* Dataset:
===

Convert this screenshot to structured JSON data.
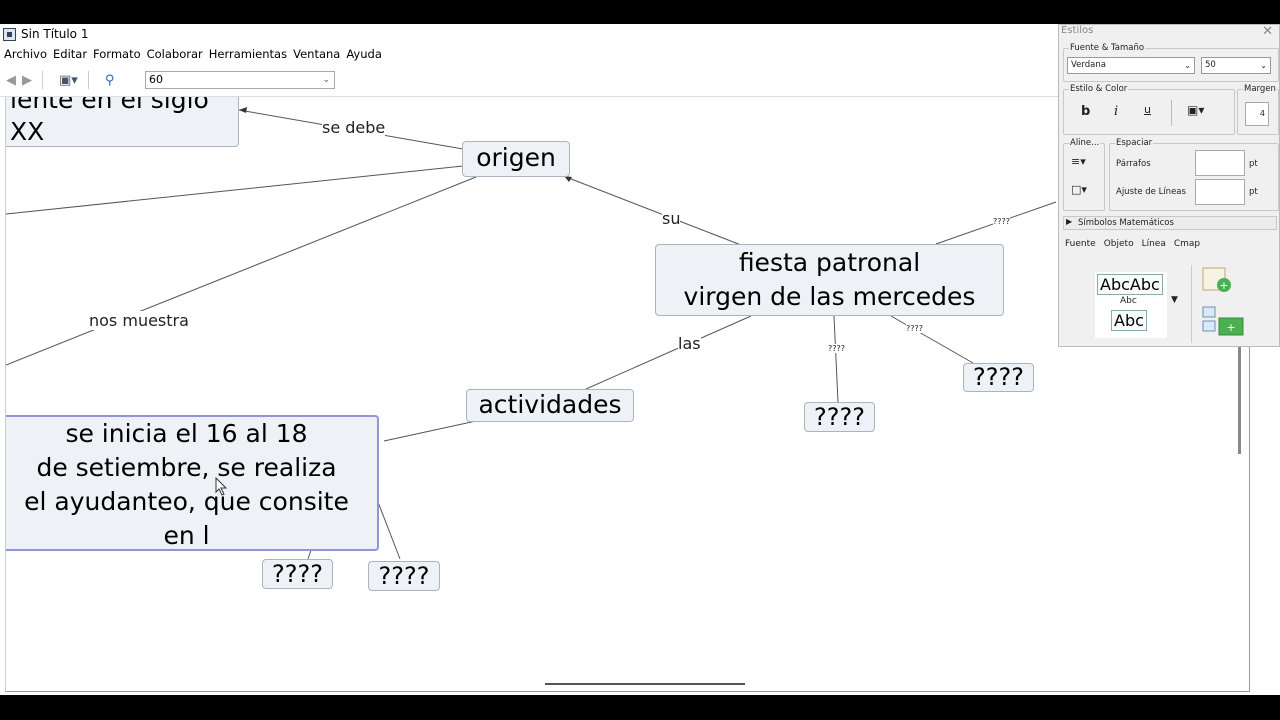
{
  "window": {
    "title": "Sin Título 1"
  },
  "menu": [
    "Archivo",
    "Editar",
    "Formato",
    "Colaborar",
    "Herramientas",
    "Ventana",
    "Ayuda"
  ],
  "toolbar": {
    "zoom_value": "60"
  },
  "map": {
    "nodes": {
      "top_left": "iente en el siglo\nXX",
      "origen": "origen",
      "fiesta": "fiesta patronal\nvirgen de las mercedes",
      "actividades": "actividades",
      "q1": "????",
      "q2": "????",
      "se_inicia": "se inicia el 16 al 18\nde setiembre, se realiza\nel ayudanteo, que consite\nen l",
      "q3": "????",
      "q4": "????"
    },
    "links": {
      "se_debe": "se debe",
      "su": "su",
      "nos_muestra": "nos muestra",
      "las": "las",
      "q_small1": "????",
      "q_small2": "????",
      "q_small3": "????"
    }
  },
  "styles_panel": {
    "title": "Estilos",
    "font_size_group": "Fuente & Tamaño",
    "font": "Verdana",
    "size": "50",
    "style_color_group": "Estilo & Color",
    "bold": "b",
    "italic": "i",
    "underline": "u",
    "margin_group": "Margen",
    "margin_value": "4",
    "align_group": "Aline...",
    "spacing_group": "Espaciar",
    "paragraphs": "Párrafos",
    "line_spacing": "Ajuste de Líneas",
    "unit_pt": "pt",
    "math_symbols": "Símbolos Matemáticos",
    "tabs": [
      "Fuente",
      "Objeto",
      "Línea",
      "Cmap"
    ],
    "abc_samples": [
      "AbcAbc",
      "Abc",
      "Abc"
    ]
  }
}
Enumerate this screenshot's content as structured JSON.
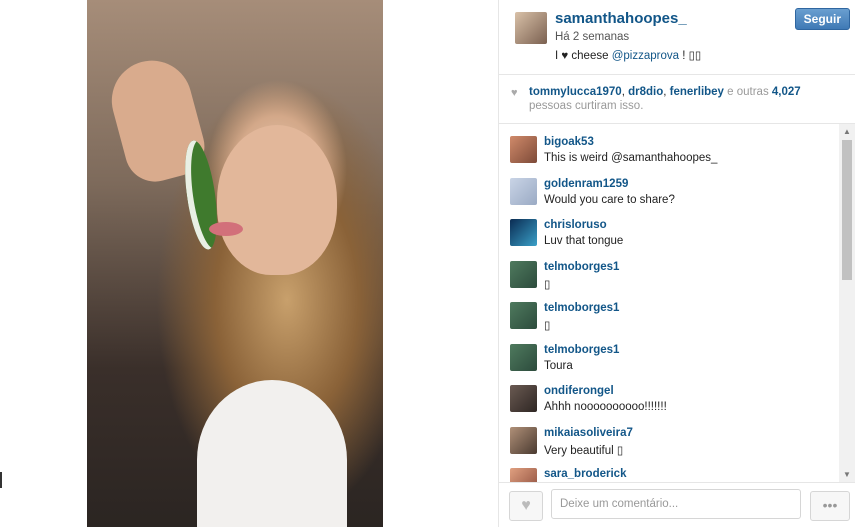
{
  "photo": {
    "alt": ""
  },
  "post": {
    "username": "samanthahoopes_",
    "time": "Há 2 semanas",
    "caption_prefix": "I ♥ cheese ",
    "caption_mention": "@pizzaprova",
    "caption_suffix": " ! ▯▯",
    "follow_label": "Seguir"
  },
  "likes": {
    "users": [
      "tommylucca1970",
      "dr8dio",
      "fenerlibey"
    ],
    "sep1": ", ",
    "sep2": ", ",
    "others_text": " e outras ",
    "count": "4,027",
    "line2": "pessoas curtiram isso."
  },
  "comments": [
    {
      "user": "bigoak53",
      "text": "This is weird @samanthahoopes_"
    },
    {
      "user": "goldenram1259",
      "text": "Would you care to share?"
    },
    {
      "user": "chrisloruso",
      "text": "Luv that tongue"
    },
    {
      "user": "telmoborges1",
      "text": "▯"
    },
    {
      "user": "telmoborges1",
      "text": "▯"
    },
    {
      "user": "telmoborges1",
      "text": "Toura"
    },
    {
      "user": "ondiferongel",
      "text": "Ahhh noooooooooo!!!!!!!"
    },
    {
      "user": "mikaiasoliveira7",
      "text": "Very beautiful ▯"
    },
    {
      "user": "sara_broderick",
      "text": ""
    }
  ],
  "footer": {
    "like_icon": "♥",
    "comment_placeholder": "Deixe um comentário...",
    "more_icon": "•••"
  },
  "colors": {
    "link": "#125688",
    "follow_button": "#3f79b5"
  }
}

===

* To do:
Copy all of the entries verbatim, leaving out any pictures they contain.

* Exercise output:
Convert this screenshot to structured JSON data.
{
  "window": {
    "title": "Sin Título 1"
  },
  "menu": [
    "Archivo",
    "Editar",
    "Formato",
    "Colaborar",
    "Herramientas",
    "Ventana",
    "Ayuda"
  ],
  "toolbar": {
    "zoom_value": "60"
  },
  "map": {
    "nodes": {
      "top_left": "iente en el siglo\nXX",
      "origen": "origen",
      "fiesta": "fiesta patronal\nvirgen de las mercedes",
      "actividades": "actividades",
      "q1": "????",
      "q2": "????",
      "se_inicia": "se inicia el 16 al 18\nde setiembre, se realiza\nel ayudanteo, que consite\nen l",
      "q3": "????",
      "q4": "????"
    },
    "links": {
      "se_debe": "se debe",
      "su": "su",
      "nos_muestra": "nos muestra",
      "las": "las",
      "q_small1": "????",
      "q_small2": "????",
      "q_small3": "????"
    }
  },
  "styles_panel": {
    "title": "Estilos",
    "font_size_group": "Fuente & Tamaño",
    "font": "Verdana",
    "size": "50",
    "style_color_group": "Estilo & Color",
    "bold": "b",
    "italic": "i",
    "underline": "u",
    "margin_group": "Margen",
    "margin_value": "4",
    "align_group": "Aline...",
    "spacing_group": "Espaciar",
    "paragraphs": "Párrafos",
    "line_spacing": "Ajuste de Líneas",
    "unit_pt": "pt",
    "math_symbols": "Símbolos Matemáticos",
    "tabs": [
      "Fuente",
      "Objeto",
      "Línea",
      "Cmap"
    ],
    "abc_samples": [
      "AbcAbc",
      "Abc",
      "Abc"
    ]
  }
}
Enumerate this screenshot's content as structured JSON.
{
  "photo": {
    "alt": ""
  },
  "post": {
    "username": "samanthahoopes_",
    "time": "Há 2 semanas",
    "caption_prefix": "I ♥ cheese ",
    "caption_mention": "@pizzaprova",
    "caption_suffix": " ! ▯▯",
    "follow_label": "Seguir"
  },
  "likes": {
    "users": [
      "tommylucca1970",
      "dr8dio",
      "fenerlibey"
    ],
    "sep1": ", ",
    "sep2": ", ",
    "others_text": " e outras ",
    "count": "4,027",
    "line2": "pessoas curtiram isso."
  },
  "comments": [
    {
      "user": "bigoak53",
      "text": "This is weird @samanthahoopes_"
    },
    {
      "user": "goldenram1259",
      "text": "Would you care to share?"
    },
    {
      "user": "chrisloruso",
      "text": "Luv that tongue"
    },
    {
      "user": "telmoborges1",
      "text": "▯"
    },
    {
      "user": "telmoborges1",
      "text": "▯"
    },
    {
      "user": "telmoborges1",
      "text": "Toura"
    },
    {
      "user": "ondiferongel",
      "text": "Ahhh noooooooooo!!!!!!!"
    },
    {
      "user": "mikaiasoliveira7",
      "text": "Very beautiful ▯"
    },
    {
      "user": "sara_broderick",
      "text": ""
    }
  ],
  "footer": {
    "like_icon": "♥",
    "comment_placeholder": "Deixe um comentário...",
    "more_icon": "•••"
  },
  "colors": {
    "link": "#125688",
    "follow_button": "#3f79b5"
  }
}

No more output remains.